### Exercise directions
State how many lines hold the string "worden". Give the number and nothing else.
Start Stored records
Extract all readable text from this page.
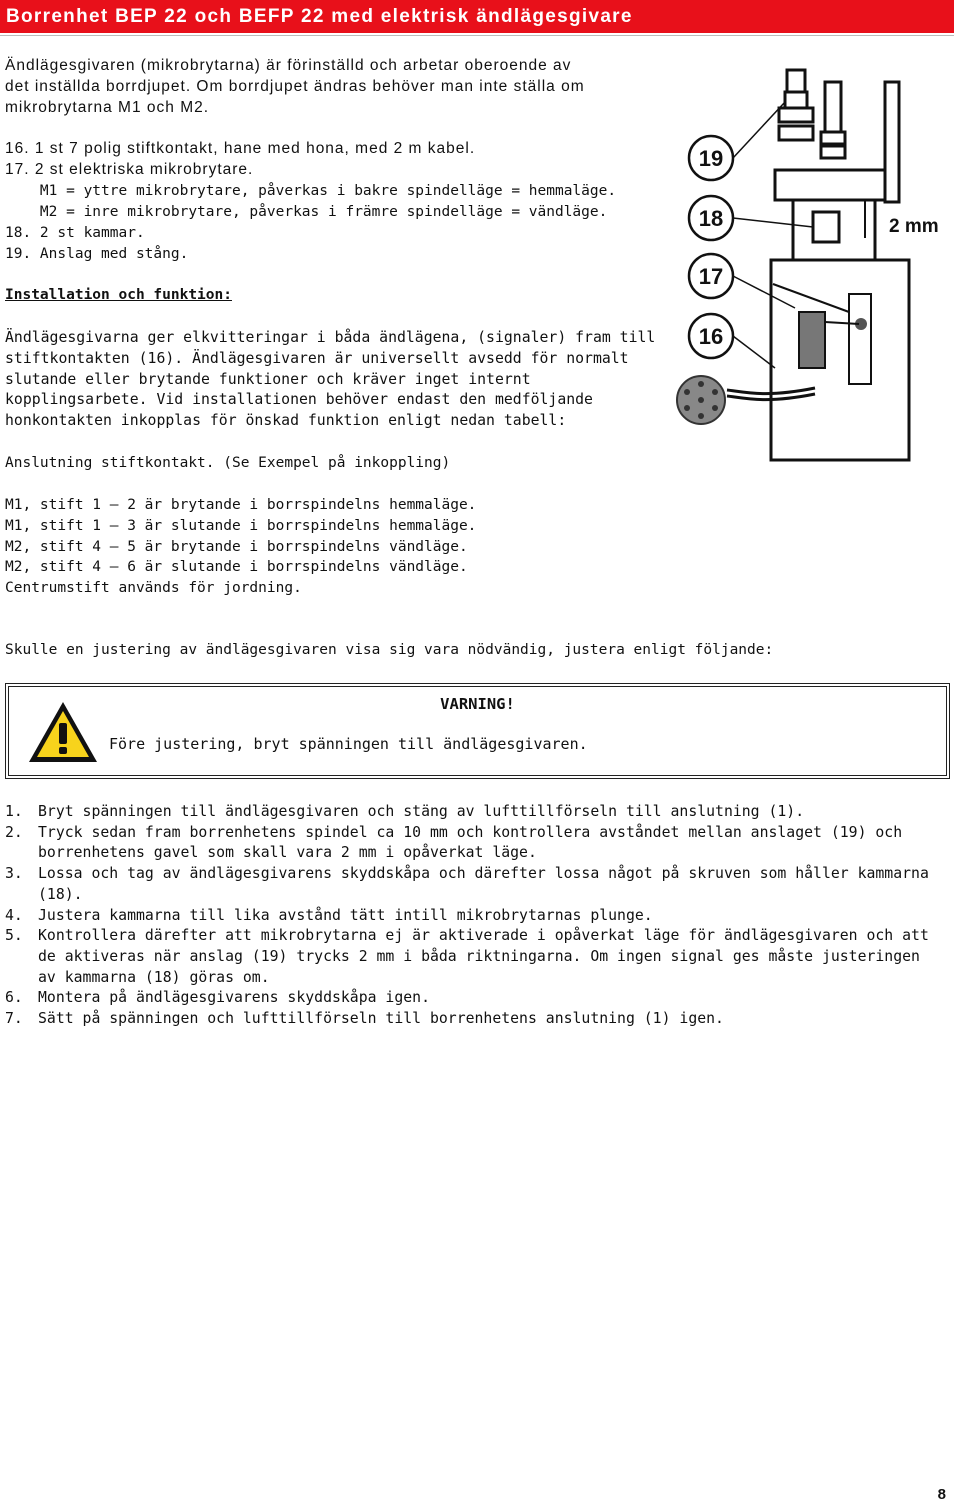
Borrenhet BEP 22 och BEFP 22 med elektrisk ändlägesgivare
Ändlägesgivaren (mikrobrytarna) är förinställd och arbetar oberoende av
det inställda borrdjupet. Om borrdjupet ändras behöver man inte ställa om
mikrobrytarna M1 och M2.
16. 1 st 7 polig stiftkontakt, hane med hona, med 2 m kabel.
17. 2 st elektriska mikrobrytare.
M1 = yttre mikrobrytare, påverkas i bakre spindelläge = hemmaläge.
M2 = inre mikrobrytare, påverkas i främre spindelläge = vändläge.
18. 2 st kammar.
19. Anslag med stång.
Installation och funktion:
Ändlägesgivarna ger elkvitteringar i båda ändlägena, (signaler) fram till stiftkontakten (16). Ändlägesgivaren är universellt avsedd för normalt slutande eller brytande funktioner och kräver inget internt kopplingsarbete. Vid installationen behöver endast den medföljande honkontakten inkopplas för önskad funktion enligt nedan tabell:
Anslutning stiftkontakt. (Se Exempel på inkoppling)
M1, stift 1 — 2 är brytande i borrspindelns hemmaläge.
M1, stift 1 — 3 är slutande i borrspindelns hemmaläge.
M2, stift 4 — 5 är brytande i borrspindelns vändläge.
M2, stift 4 — 6 är slutande i borrspindelns vändläge.
Centrumstift används för jordning.
Skulle en justering av ändlägesgivaren visa sig vara nödvändig, justera enligt följande:
VARNING!
Före justering, bryt spänningen till ändlägesgivaren.
1.	Bryt spänningen till ändlägesgivaren och stäng av lufttillförseln till anslutning (1).
2.	Tryck sedan fram borrenhetens spindel ca 10 mm och kontrollera avståndet mellan anslaget (19) och borrenhetens gavel som skall vara 2 mm i opåverkat läge.
3.	Lossa och tag av ändlägesgivarens skyddskåpa och därefter lossa något på skruven som håller kammarna (18).
4.	Justera kammarna till lika avstånd tätt intill mikrobrytarnas plunge.
5.	Kontrollera därefter att mikrobrytarna ej är aktiverade i opåverkat läge för ändlägesgivaren och att de aktiveras när anslag (19) trycks 2 mm i båda riktningarna. Om ingen signal ges måste justeringen av kammarna (18) göras om.
6.	Montera på ändlägesgivarens skyddskåpa igen.
7.	Sätt på spänningen och lufttillförseln till borrenhetens anslutning (1) igen.
2 mm
19
18
17
16
8
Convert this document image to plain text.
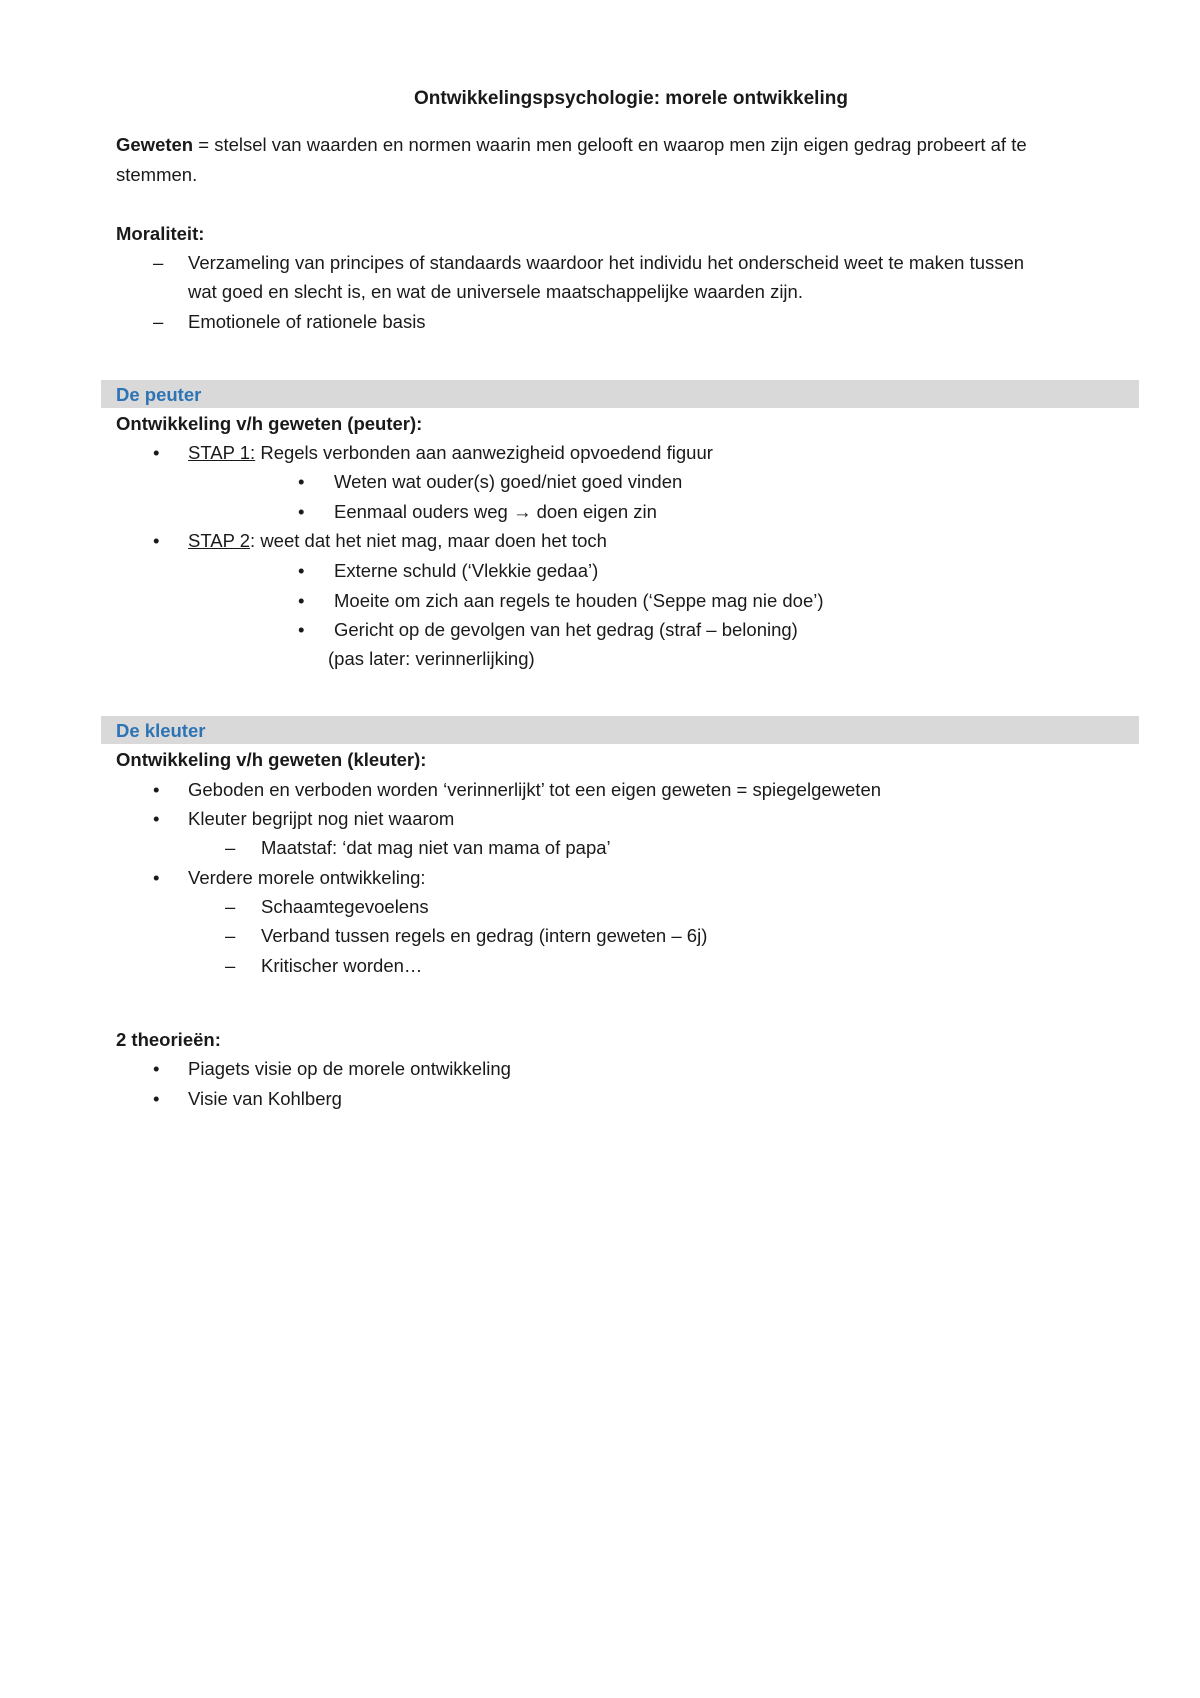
Ontwikkelingspsychologie: morele ontwikkeling
Geweten = stelsel van waarden en normen waarin men gelooft en waarop men zijn eigen gedrag probeert af te
stemmen.
Moraliteit:
– Verzameling van principes of standaards waardoor het individu het onderscheid weet te maken tussen
wat goed en slecht is, en wat de universele maatschappelijke waarden zijn.
– Emotionele of rationele basis
De peuter
Ontwikkeling v/h geweten (peuter):
• STAP 1: Regels verbonden aan aanwezigheid opvoedend figuur
• Weten wat ouder(s) goed/niet goed vinden
• Eenmaal ouders weg → doen eigen zin
• STAP 2: weet dat het niet mag, maar doen het toch
• Externe schuld (‘Vlekkie gedaa’)
• Moeite om zich aan regels te houden (‘Seppe mag nie doe’)
• Gericht op de gevolgen van het gedrag (straf – beloning)
(pas later: verinnerlijking)
De kleuter
Ontwikkeling v/h geweten (kleuter):
• Geboden en verboden worden ‘verinnerlijkt’ tot een eigen geweten = spiegelgeweten
• Kleuter begrijpt nog niet waarom
– Maatstaf: ‘dat mag niet van mama of papa’
• Verdere morele ontwikkeling:
– Schaamtegevoelens
– Verband tussen regels en gedrag (intern geweten – 6j)
– Kritischer worden…
2 theorieën:
• Piagets visie op de morele ontwikkeling
• Visie van Kohlberg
End Stored records
### Finished task
2